▶ **Task instructions**: Output the material beneath this task exactly, images excluded.
****************************************
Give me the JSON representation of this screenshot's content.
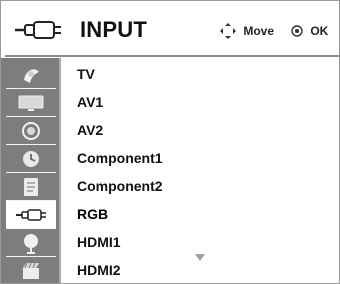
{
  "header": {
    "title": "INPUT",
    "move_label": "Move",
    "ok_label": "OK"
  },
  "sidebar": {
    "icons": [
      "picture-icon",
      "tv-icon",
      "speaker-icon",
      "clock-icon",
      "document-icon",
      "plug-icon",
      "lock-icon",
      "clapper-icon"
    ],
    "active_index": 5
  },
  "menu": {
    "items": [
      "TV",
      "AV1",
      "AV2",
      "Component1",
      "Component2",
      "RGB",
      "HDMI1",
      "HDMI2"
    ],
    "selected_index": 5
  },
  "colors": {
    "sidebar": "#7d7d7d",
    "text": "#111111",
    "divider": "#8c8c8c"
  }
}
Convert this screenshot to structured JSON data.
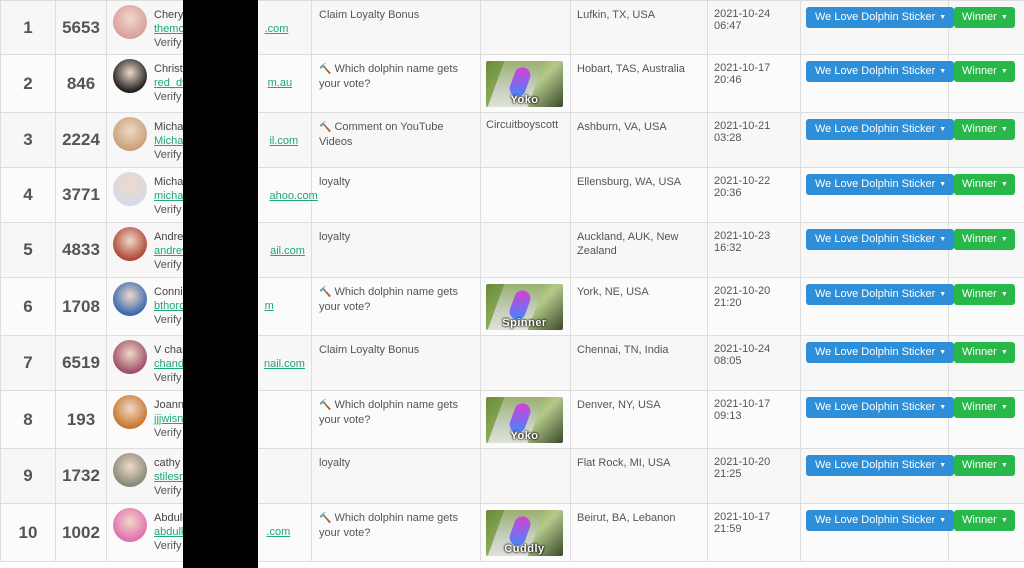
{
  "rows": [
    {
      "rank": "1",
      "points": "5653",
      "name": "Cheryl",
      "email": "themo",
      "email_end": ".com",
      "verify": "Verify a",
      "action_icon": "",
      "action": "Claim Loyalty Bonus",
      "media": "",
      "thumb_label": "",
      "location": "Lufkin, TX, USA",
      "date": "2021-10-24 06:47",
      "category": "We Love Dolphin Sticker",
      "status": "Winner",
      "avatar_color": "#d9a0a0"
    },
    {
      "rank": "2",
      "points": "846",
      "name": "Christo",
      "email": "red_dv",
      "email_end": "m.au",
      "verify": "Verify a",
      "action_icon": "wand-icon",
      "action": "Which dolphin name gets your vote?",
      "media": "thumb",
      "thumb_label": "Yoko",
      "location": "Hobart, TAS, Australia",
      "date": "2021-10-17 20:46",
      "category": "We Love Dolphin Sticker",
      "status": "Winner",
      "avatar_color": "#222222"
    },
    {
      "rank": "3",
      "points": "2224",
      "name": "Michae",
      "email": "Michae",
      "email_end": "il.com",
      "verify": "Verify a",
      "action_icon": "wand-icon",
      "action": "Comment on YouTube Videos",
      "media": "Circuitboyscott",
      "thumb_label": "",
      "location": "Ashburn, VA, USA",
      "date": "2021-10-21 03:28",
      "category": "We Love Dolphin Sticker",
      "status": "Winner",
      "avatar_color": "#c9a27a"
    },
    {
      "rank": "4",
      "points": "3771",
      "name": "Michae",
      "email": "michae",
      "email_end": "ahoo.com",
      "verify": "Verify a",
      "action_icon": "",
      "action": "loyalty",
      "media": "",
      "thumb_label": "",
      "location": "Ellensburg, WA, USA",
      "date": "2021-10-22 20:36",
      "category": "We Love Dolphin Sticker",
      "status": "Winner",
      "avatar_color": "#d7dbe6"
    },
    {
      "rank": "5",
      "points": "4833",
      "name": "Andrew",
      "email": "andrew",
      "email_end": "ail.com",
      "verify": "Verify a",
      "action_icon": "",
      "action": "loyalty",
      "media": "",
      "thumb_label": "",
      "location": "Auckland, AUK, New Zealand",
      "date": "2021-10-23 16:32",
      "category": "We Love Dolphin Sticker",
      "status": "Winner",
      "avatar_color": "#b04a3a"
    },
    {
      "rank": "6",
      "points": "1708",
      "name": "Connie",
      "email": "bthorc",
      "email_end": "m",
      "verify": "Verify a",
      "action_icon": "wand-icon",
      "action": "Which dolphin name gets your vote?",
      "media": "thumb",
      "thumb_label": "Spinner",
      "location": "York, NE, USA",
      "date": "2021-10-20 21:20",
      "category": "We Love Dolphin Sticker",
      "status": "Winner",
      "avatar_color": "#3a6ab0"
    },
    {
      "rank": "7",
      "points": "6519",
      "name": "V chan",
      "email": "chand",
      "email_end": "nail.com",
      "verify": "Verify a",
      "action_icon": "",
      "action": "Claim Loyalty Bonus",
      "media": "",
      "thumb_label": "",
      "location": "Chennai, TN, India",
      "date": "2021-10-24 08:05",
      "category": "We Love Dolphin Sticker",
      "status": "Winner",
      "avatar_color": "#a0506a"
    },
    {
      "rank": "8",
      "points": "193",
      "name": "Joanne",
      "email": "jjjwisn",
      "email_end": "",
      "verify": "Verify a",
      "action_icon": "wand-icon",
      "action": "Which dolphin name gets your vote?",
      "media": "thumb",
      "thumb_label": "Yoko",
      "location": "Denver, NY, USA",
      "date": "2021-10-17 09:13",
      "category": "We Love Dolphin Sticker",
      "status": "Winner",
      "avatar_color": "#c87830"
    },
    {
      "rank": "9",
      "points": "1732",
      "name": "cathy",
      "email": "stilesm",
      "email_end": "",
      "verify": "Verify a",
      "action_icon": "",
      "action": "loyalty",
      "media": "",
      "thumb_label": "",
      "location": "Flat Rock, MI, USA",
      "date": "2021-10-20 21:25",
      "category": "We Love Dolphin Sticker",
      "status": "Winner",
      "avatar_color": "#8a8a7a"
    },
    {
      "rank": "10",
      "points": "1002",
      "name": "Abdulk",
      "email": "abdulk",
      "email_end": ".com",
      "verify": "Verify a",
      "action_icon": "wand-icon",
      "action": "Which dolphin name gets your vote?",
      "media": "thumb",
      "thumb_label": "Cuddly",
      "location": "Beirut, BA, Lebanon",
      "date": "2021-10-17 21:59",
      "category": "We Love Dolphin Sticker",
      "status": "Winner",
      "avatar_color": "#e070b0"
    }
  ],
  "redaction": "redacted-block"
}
****************************************
▶ **Full solution**:
Give me the JSON representation of this screenshot's content.
{
  "header": {
    "title": "INPUT",
    "move_label": "Move",
    "ok_label": "OK"
  },
  "sidebar": {
    "icons": [
      "picture-icon",
      "tv-icon",
      "speaker-icon",
      "clock-icon",
      "document-icon",
      "plug-icon",
      "lock-icon",
      "clapper-icon"
    ],
    "active_index": 5
  },
  "menu": {
    "items": [
      "TV",
      "AV1",
      "AV2",
      "Component1",
      "Component2",
      "RGB",
      "HDMI1",
      "HDMI2"
    ],
    "selected_index": 5
  },
  "colors": {
    "sidebar": "#7d7d7d",
    "text": "#111111",
    "divider": "#8c8c8c"
  }
}
Convert this screenshot to structured JSON data.
{
  "rows": [
    {
      "rank": "1",
      "points": "5653",
      "name": "Cheryl",
      "email": "themo",
      "email_end": ".com",
      "verify": "Verify a",
      "action_icon": "",
      "action": "Claim Loyalty Bonus",
      "media": "",
      "thumb_label": "",
      "location": "Lufkin, TX, USA",
      "date": "2021-10-24 06:47",
      "category": "We Love Dolphin Sticker",
      "status": "Winner",
      "avatar_color": "#d9a0a0"
    },
    {
      "rank": "2",
      "points": "846",
      "name": "Christo",
      "email": "red_dv",
      "email_end": "m.au",
      "verify": "Verify a",
      "action_icon": "wand-icon",
      "action": "Which dolphin name gets your vote?",
      "media": "thumb",
      "thumb_label": "Yoko",
      "location": "Hobart, TAS, Australia",
      "date": "2021-10-17 20:46",
      "category": "We Love Dolphin Sticker",
      "status": "Winner",
      "avatar_color": "#222222"
    },
    {
      "rank": "3",
      "points": "2224",
      "name": "Michae",
      "email": "Michae",
      "email_end": "il.com",
      "verify": "Verify a",
      "action_icon": "wand-icon",
      "action": "Comment on YouTube Videos",
      "media": "Circuitboyscott",
      "thumb_label": "",
      "location": "Ashburn, VA, USA",
      "date": "2021-10-21 03:28",
      "category": "We Love Dolphin Sticker",
      "status": "Winner",
      "avatar_color": "#c9a27a"
    },
    {
      "rank": "4",
      "points": "3771",
      "name": "Michae",
      "email": "michae",
      "email_end": "ahoo.com",
      "verify": "Verify a",
      "action_icon": "",
      "action": "loyalty",
      "media": "",
      "thumb_label": "",
      "location": "Ellensburg, WA, USA",
      "date": "2021-10-22 20:36",
      "category": "We Love Dolphin Sticker",
      "status": "Winner",
      "avatar_color": "#d7dbe6"
    },
    {
      "rank": "5",
      "points": "4833",
      "name": "Andrew",
      "email": "andrew",
      "email_end": "ail.com",
      "verify": "Verify a",
      "action_icon": "",
      "action": "loyalty",
      "media": "",
      "thumb_label": "",
      "location": "Auckland, AUK, New Zealand",
      "date": "2021-10-23 16:32",
      "category": "We Love Dolphin Sticker",
      "status": "Winner",
      "avatar_color": "#b04a3a"
    },
    {
      "rank": "6",
      "points": "1708",
      "name": "Connie",
      "email": "bthorc",
      "email_end": "m",
      "verify": "Verify a",
      "action_icon": "wand-icon",
      "action": "Which dolphin name gets your vote?",
      "media": "thumb",
      "thumb_label": "Spinner",
      "location": "York, NE, USA",
      "date": "2021-10-20 21:20",
      "category": "We Love Dolphin Sticker",
      "status": "Winner",
      "avatar_color": "#3a6ab0"
    },
    {
      "rank": "7",
      "points": "6519",
      "name": "V chan",
      "email": "chand",
      "email_end": "nail.com",
      "verify": "Verify a",
      "action_icon": "",
      "action": "Claim Loyalty Bonus",
      "media": "",
      "thumb_label": "",
      "location": "Chennai, TN, India",
      "date": "2021-10-24 08:05",
      "category": "We Love Dolphin Sticker",
      "status": "Winner",
      "avatar_color": "#a0506a"
    },
    {
      "rank": "8",
      "points": "193",
      "name": "Joanne",
      "email": "jjjwisn",
      "email_end": "",
      "verify": "Verify a",
      "action_icon": "wand-icon",
      "action": "Which dolphin name gets your vote?",
      "media": "thumb",
      "thumb_label": "Yoko",
      "location": "Denver, NY, USA",
      "date": "2021-10-17 09:13",
      "category": "We Love Dolphin Sticker",
      "status": "Winner",
      "avatar_color": "#c87830"
    },
    {
      "rank": "9",
      "points": "1732",
      "name": "cathy",
      "email": "stilesm",
      "email_end": "",
      "verify": "Verify a",
      "action_icon": "",
      "action": "loyalty",
      "media": "",
      "thumb_label": "",
      "location": "Flat Rock, MI, USA",
      "date": "2021-10-20 21:25",
      "category": "We Love Dolphin Sticker",
      "status": "Winner",
      "avatar_color": "#8a8a7a"
    },
    {
      "rank": "10",
      "points": "1002",
      "name": "Abdulk",
      "email": "abdulk",
      "email_end": ".com",
      "verify": "Verify a",
      "action_icon": "wand-icon",
      "action": "Which dolphin name gets your vote?",
      "media": "thumb",
      "thumb_label": "Cuddly",
      "location": "Beirut, BA, Lebanon",
      "date": "2021-10-17 21:59",
      "category": "We Love Dolphin Sticker",
      "status": "Winner",
      "avatar_color": "#e070b0"
    }
  ],
  "redaction": "redacted-block"
}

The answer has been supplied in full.